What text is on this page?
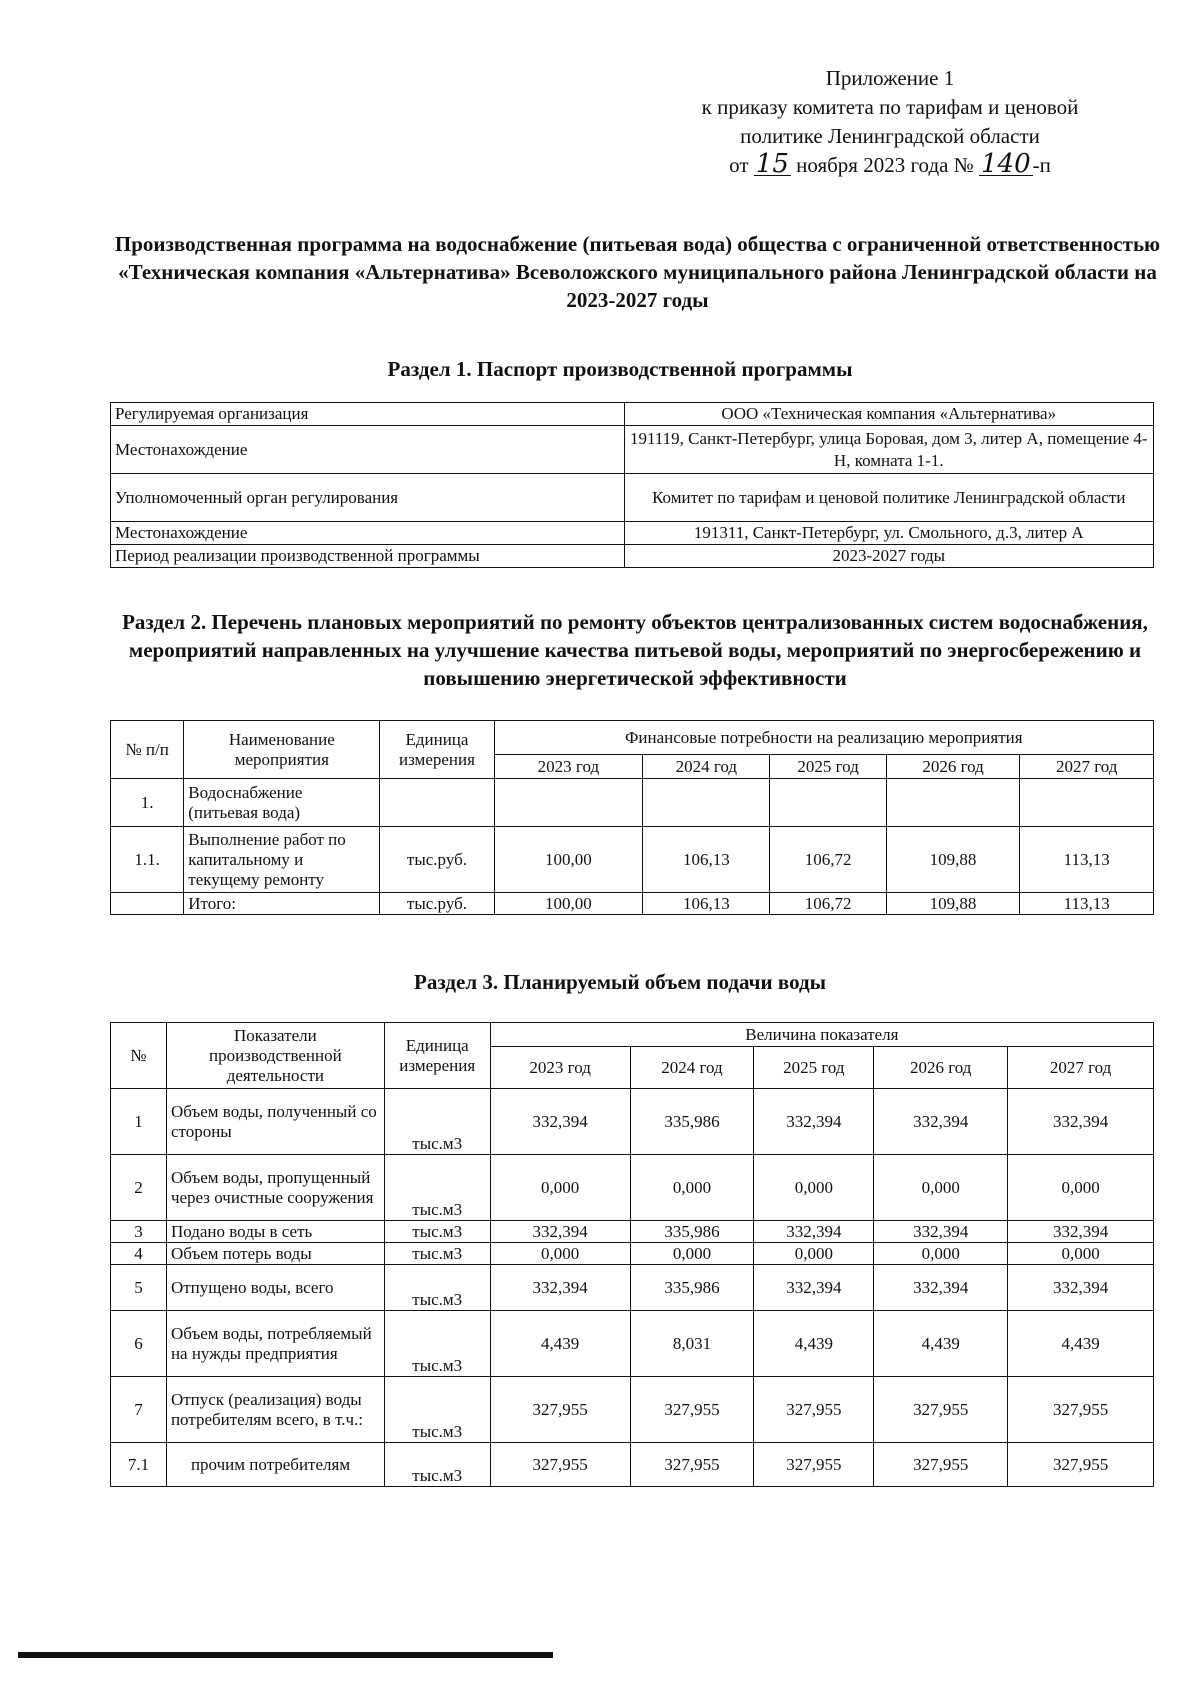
Приложение 1
к приказу комитета по тарифам и ценовой
политике Ленинградской области
от 15 ноября 2023 года № 140-п
Производственная программа на водоснабжение (питьевая вода) общества с ограниченной ответственностью «Техническая компания «Альтернатива» Всеволожского муниципального района Ленинградской области на 2023-2027 годы
Раздел 1. Паспорт производственной программы
Регулируемая организация	ООО «Техническая компания «Альтернатива»
Местонахождение	191119, Санкт-Петербург, улица Боровая, дом 3, литер А, помещение 4-Н, комната 1-1.
Уполномоченный орган регулирования	Комитет по тарифам и ценовой политике Ленинградской области
Местонахождение	191311, Санкт-Петербург, ул. Смольного, д.3, литер А
Период реализации производственной программы	2023-2027 годы
Раздел 2. Перечень плановых мероприятий по ремонту объектов централизованных систем водоснабжения, мероприятий направленных на улучшение качества питьевой воды, мероприятий по энергосбережению и повышению энергетической эффективности
№ п/п	Наименование мероприятия	Единица измерения	Финансовые потребности на реализацию мероприятия				
			2023 год	2024 год	2025 год	2026 год	2027 год
1.	Водоснабжение (питьевая вода)						
1.1.	Выполнение работ по капитальному и текущему ремонту	тыс.руб.	100,00	106,13	106,72	109,88	113,13
	Итого:	тыс.руб.	100,00	106,13	106,72	109,88	113,13
Раздел 3. Планируемый объем подачи воды
№	Показатели производственной деятельности	Единица измерения	Величина показателя				
			2023 год	2024 год	2025 год	2026 год	2027 год
1	Объем воды, полученный со стороны	тыс.м3	332,394	335,986	332,394	332,394	332,394
2	Объем воды, пропущенный через очистные сооружения	тыс.м3	0,000	0,000	0,000	0,000	0,000
3	Подано воды в сеть	тыс.м3	332,394	335,986	332,394	332,394	332,394
4	Объем потерь воды	тыс.м3	0,000	0,000	0,000	0,000	0,000
5	Отпущено воды, всего	тыс.м3	332,394	335,986	332,394	332,394	332,394
6	Объем воды, потребляемый на нужды предприятия	тыс.м3	4,439	8,031	4,439	4,439	4,439
7	Отпуск (реализация) воды потребителям всего, в т.ч.:	тыс.м3	327,955	327,955	327,955	327,955	327,955
7.1	прочим потребителям	тыс.м3	327,955	327,955	327,955	327,955	327,955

» **WHAT THE EXERCISE ASKS**
Print all the records again exactly; do not include any picture.

» **RIGHT ANSWER**
What text is on this page?
Приложение 1
к приказу комитета по тарифам и ценовой
политике Ленинградской области
от 15 ноября 2023 года № 140-п
Производственная программа на водоснабжение (питьевая вода) общества с ограниченной ответственностью «Техническая компания «Альтернатива» Всеволожского муниципального района Ленинградской области на 2023-2027 годы
Раздел 1. Паспорт производственной программы
Регулируемая организация	ООО «Техническая компания «Альтернатива»
Местонахождение	191119, Санкт-Петербург, улица Боровая, дом 3, литер А, помещение 4-Н, комната 1-1.
Уполномоченный орган регулирования	Комитет по тарифам и ценовой политике Ленинградской области
Местонахождение	191311, Санкт-Петербург, ул. Смольного, д.3, литер А
Период реализации производственной программы	2023-2027 годы
Раздел 2. Перечень плановых мероприятий по ремонту объектов централизованных систем водоснабжения, мероприятий направленных на улучшение качества питьевой воды, мероприятий по энергосбережению и повышению энергетической эффективности
№ п/п	Наименование мероприятия	Единица измерения	Финансовые потребности на реализацию мероприятия				
			2023 год	2024 год	2025 год	2026 год	2027 год
1.	Водоснабжение (питьевая вода)						
1.1.	Выполнение работ по капитальному и текущему ремонту	тыс.руб.	100,00	106,13	106,72	109,88	113,13
	Итого:	тыс.руб.	100,00	106,13	106,72	109,88	113,13
Раздел 3. Планируемый объем подачи воды
№	Показатели производственной деятельности	Единица измерения	Величина показателя				
			2023 год	2024 год	2025 год	2026 год	2027 год
1	Объем воды, полученный со стороны	тыс.м3	332,394	335,986	332,394	332,394	332,394
2	Объем воды, пропущенный через очистные сооружения	тыс.м3	0,000	0,000	0,000	0,000	0,000
3	Подано воды в сеть	тыс.м3	332,394	335,986	332,394	332,394	332,394
4	Объем потерь воды	тыс.м3	0,000	0,000	0,000	0,000	0,000
5	Отпущено воды, всего	тыс.м3	332,394	335,986	332,394	332,394	332,394
6	Объем воды, потребляемый на нужды предприятия	тыс.м3	4,439	8,031	4,439	4,439	4,439
7	Отпуск (реализация) воды потребителям всего, в т.ч.:	тыс.м3	327,955	327,955	327,955	327,955	327,955
7.1	прочим потребителям	тыс.м3	327,955	327,955	327,955	327,955	327,955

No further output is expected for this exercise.